Invalidità delle delibere assembleari nelle S.p.A. e legittimazione ad impugnare in capo ai soci amministratori
Nella disciplina delle società per azioni, fra i possibili vizi che possono determinare l’invalidità di una delibera assembleare, è possibile rinvenire ipotesi patologiche di nullità tali da attribuire la legittimazione ad impugnare a chiunque ne abbia interesse, ai sensi della disposizione di cui all’art. 2379, comma 1, c.c.
A tale proposito, si noti come i vizi che possono determinare la nullità della delibera – mancanza della convocazione dell’assemblea, mancanza del verbale e impossibilità o illiceità dell’oggetto – siano tassativamente elencati dalla suddetta disposizione. In particolare, è ricorrente rinvenire profili di illegittimità relativi alla illiceità dell’oggetto: questa causa di nullità si verifica nei casi di violazione di norme imperative “dettate a tutela di un interesse generale che trascende l’interesse del singolo socio o siano dirette ad impedire una deviazione dallo scopo economico-pratico del rapporto di società”[1]. Se dunque, in una controversia avente ad oggetto l’impugnazione di una delibera assembleare ritenuta invalida, nessuno di tali vizi risulta presente nella fattispecie, le ragioni di invalidità della delibera saranno da individuarsi, invece, nella possibile annullabilità della stessa.

......

» **COMPITI**
(a) Nel testo sulle delibere assembleari, sostituisci "legittimazione ad impugnare" con "facoltà di impugnare" nel tratto che va da "Invalidità delle delibere" fino a "comma 1, c.c." incluso, poi riporta il tratto modificato.
(b) Secondo il testo sulle delibere assembleari, quali vizi che determinano la nullità della delibera sono elencati tassativamente dalla disposizione citata?
(c) Prosegui il testo sulle delibere assembleari nelle S.p.A. a partire dalla sua ultima frase.
I dati riportati più avanti provengono da una fonte diversa dal testo.

» **DATI ARCHIVIATI**
......

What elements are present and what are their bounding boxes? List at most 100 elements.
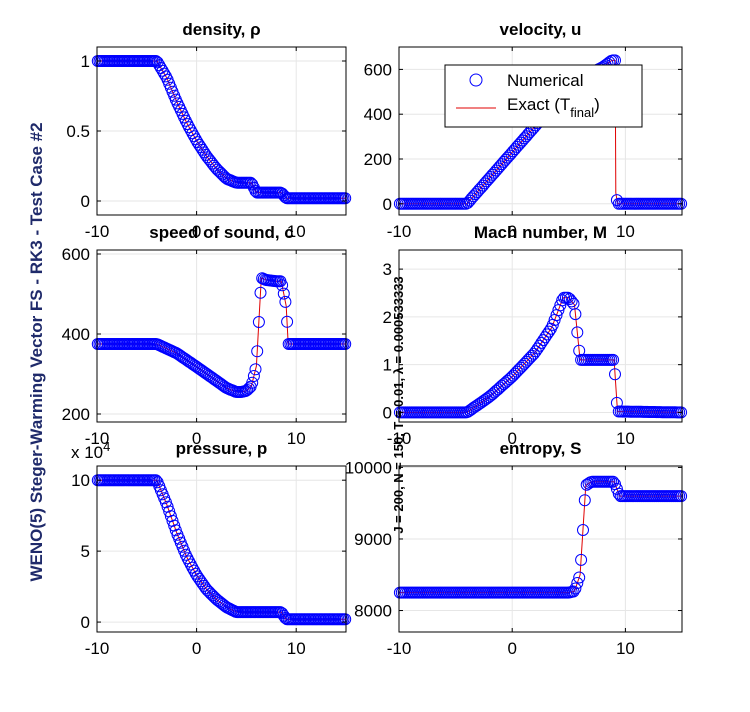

......

» **RISPOSTE ATTESE**
(a)
Invalidità delle delibere assembleari nelle S.p.A. e facoltà di impugnare in capo ai soci amministratori
Nella disciplina delle società per azioni, fra i possibili vizi che possono determinare l’invalidità di una delibera assembleare, è possibile rinvenire ipotesi patologiche di nullità tali da attribuire la facoltà di impugnare a chiunque ne abbia interesse, ai sensi della disposizione di cui all’art. 2379, comma 1, c.c.

(b) La mancanza della convocazione dell'assemblea, la mancanza del verbale e l'impossibilità o illiceità dell'oggetto.

(c)
In particolare, devono considerarsi annullabili quelle delibere assunte in violazione di norme, ancorché imperative, finalizzate esclusivamente alla tutela di singoli soci o di gruppi di essi. In questo caso pertanto, al fine di individuare i soggetti legittimati ad impugnare, sarà necessario far riferimento all’art. 2377, comma 2 c.c. e non all’art. 2379, comma 1.
La disposizione di cui al predetto art. 2377, comma 2, riconosce “agli amministratori” – così come ai soci assenti, dissenzienti od astenuti, al consiglio di sorveglianza e al collegio sindacale, la possibilità di impugnare le delibere assembleari non conformi alle norme di legge o di statuto. Nel merito, dottrina e giurisprudenza si sono tuttavia e a lungo dibattute se la legittimazione ad impugnare spetti, o meno, al singolo amministratore o al consiglio di amministrazione inteso nella sua collegialità.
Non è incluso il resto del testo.